- _Region annotation records_
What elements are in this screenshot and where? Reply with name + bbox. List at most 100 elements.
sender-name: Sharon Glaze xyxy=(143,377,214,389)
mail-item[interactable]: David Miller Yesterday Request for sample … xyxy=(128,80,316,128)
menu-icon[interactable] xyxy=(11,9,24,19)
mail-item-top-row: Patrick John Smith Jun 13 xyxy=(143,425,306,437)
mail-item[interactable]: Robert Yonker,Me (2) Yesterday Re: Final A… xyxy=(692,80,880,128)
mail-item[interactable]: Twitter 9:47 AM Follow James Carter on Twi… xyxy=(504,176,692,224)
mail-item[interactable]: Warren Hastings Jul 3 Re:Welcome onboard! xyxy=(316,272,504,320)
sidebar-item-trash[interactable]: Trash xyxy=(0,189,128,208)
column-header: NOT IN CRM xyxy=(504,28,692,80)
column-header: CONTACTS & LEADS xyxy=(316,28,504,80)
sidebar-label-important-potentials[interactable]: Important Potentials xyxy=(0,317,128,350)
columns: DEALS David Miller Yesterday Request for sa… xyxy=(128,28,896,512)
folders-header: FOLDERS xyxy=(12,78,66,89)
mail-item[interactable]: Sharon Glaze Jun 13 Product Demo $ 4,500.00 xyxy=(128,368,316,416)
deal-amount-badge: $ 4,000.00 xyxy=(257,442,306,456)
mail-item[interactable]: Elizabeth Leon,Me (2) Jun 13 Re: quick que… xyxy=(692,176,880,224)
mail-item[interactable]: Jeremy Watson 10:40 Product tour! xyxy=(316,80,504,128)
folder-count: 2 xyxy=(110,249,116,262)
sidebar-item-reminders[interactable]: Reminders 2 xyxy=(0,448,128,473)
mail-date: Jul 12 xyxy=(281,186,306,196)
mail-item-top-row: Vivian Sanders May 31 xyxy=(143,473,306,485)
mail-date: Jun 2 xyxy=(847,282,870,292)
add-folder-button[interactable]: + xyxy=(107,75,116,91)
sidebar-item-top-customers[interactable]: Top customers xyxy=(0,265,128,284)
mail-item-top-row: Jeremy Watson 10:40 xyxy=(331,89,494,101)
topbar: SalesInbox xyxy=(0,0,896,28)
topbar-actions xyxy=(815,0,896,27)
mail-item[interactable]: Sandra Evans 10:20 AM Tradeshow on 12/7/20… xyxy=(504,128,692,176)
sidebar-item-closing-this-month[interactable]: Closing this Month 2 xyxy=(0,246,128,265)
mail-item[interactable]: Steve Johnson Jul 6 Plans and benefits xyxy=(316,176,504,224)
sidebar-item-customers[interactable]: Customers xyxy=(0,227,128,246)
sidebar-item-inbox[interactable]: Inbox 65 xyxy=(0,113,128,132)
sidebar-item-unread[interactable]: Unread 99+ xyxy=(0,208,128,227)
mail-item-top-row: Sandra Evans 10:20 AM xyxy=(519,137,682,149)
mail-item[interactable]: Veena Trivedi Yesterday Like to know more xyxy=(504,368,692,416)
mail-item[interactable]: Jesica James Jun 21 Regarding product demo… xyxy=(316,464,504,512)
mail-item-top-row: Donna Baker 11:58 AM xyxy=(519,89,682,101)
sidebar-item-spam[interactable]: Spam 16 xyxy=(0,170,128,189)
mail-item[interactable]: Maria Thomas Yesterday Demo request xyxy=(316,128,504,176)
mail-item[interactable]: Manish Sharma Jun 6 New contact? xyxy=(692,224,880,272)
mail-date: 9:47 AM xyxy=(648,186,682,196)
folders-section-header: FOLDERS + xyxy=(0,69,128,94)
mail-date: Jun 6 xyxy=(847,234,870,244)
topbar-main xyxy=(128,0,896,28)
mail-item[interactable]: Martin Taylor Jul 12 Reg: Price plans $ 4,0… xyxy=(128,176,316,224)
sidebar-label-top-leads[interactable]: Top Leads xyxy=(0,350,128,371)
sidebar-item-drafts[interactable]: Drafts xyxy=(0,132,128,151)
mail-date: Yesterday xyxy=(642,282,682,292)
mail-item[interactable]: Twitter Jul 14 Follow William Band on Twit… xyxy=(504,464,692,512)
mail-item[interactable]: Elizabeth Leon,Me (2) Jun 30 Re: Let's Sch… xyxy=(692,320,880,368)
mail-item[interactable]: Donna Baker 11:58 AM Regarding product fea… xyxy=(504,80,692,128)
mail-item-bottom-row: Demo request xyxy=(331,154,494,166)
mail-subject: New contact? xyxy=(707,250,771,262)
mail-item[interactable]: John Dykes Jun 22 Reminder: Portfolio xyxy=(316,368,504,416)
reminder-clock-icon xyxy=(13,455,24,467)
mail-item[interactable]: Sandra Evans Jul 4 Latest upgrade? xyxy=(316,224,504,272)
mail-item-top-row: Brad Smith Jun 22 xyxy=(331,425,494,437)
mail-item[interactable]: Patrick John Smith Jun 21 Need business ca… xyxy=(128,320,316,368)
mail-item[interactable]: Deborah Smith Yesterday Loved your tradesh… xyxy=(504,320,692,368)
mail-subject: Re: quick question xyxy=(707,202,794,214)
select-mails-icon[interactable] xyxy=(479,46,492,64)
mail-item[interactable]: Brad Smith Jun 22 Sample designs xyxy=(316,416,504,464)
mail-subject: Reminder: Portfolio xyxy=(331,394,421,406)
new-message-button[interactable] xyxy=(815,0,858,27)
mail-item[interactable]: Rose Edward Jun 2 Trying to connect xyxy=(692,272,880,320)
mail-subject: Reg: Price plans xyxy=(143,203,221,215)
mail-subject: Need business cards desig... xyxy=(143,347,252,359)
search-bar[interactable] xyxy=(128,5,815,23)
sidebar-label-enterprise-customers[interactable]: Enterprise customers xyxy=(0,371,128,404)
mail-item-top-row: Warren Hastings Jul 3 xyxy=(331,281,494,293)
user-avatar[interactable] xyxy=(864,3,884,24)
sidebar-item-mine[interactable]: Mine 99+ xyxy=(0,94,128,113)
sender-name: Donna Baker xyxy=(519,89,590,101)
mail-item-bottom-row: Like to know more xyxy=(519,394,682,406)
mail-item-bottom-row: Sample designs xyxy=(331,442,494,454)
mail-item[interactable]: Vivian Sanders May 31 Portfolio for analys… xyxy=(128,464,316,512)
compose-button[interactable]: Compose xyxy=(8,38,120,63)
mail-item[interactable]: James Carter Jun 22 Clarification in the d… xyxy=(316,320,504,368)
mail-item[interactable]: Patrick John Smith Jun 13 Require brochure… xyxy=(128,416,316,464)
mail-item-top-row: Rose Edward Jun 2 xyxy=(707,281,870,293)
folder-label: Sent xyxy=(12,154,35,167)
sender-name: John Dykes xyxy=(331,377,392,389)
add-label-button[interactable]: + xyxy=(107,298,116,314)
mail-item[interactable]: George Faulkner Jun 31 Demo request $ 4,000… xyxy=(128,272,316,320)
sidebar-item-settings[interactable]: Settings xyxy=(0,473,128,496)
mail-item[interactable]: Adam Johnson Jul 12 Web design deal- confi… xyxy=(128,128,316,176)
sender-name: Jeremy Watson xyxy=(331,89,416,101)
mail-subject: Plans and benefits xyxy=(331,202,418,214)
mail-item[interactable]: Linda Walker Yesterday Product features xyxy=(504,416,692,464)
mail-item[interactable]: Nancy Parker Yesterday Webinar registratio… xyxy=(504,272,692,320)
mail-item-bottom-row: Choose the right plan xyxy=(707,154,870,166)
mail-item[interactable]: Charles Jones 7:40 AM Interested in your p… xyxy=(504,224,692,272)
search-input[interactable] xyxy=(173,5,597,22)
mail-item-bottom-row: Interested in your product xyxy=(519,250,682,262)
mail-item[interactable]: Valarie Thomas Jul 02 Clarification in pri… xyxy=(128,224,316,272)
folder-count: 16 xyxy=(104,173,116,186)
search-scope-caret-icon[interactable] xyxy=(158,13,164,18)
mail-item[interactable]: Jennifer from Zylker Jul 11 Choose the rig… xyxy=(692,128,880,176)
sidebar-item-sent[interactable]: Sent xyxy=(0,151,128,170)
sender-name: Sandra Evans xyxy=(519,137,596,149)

- _Task brief_
Starting at the beginning of the data and going on through the line with "menu-icon[interactable] xyxy=(11,9,24,19)", rewrite those lines with "sample" swapped for "pricing" and nothing else altered.

- _Finished answer_
What elements are in this screenshot and where? Reply with name + bbox. List at most 100 elements.
sender-name: Sharon Glaze xyxy=(143,377,214,389)
mail-item[interactable]: David Miller Yesterday Request for pricing … xyxy=(128,80,316,128)
menu-icon[interactable] xyxy=(11,9,24,19)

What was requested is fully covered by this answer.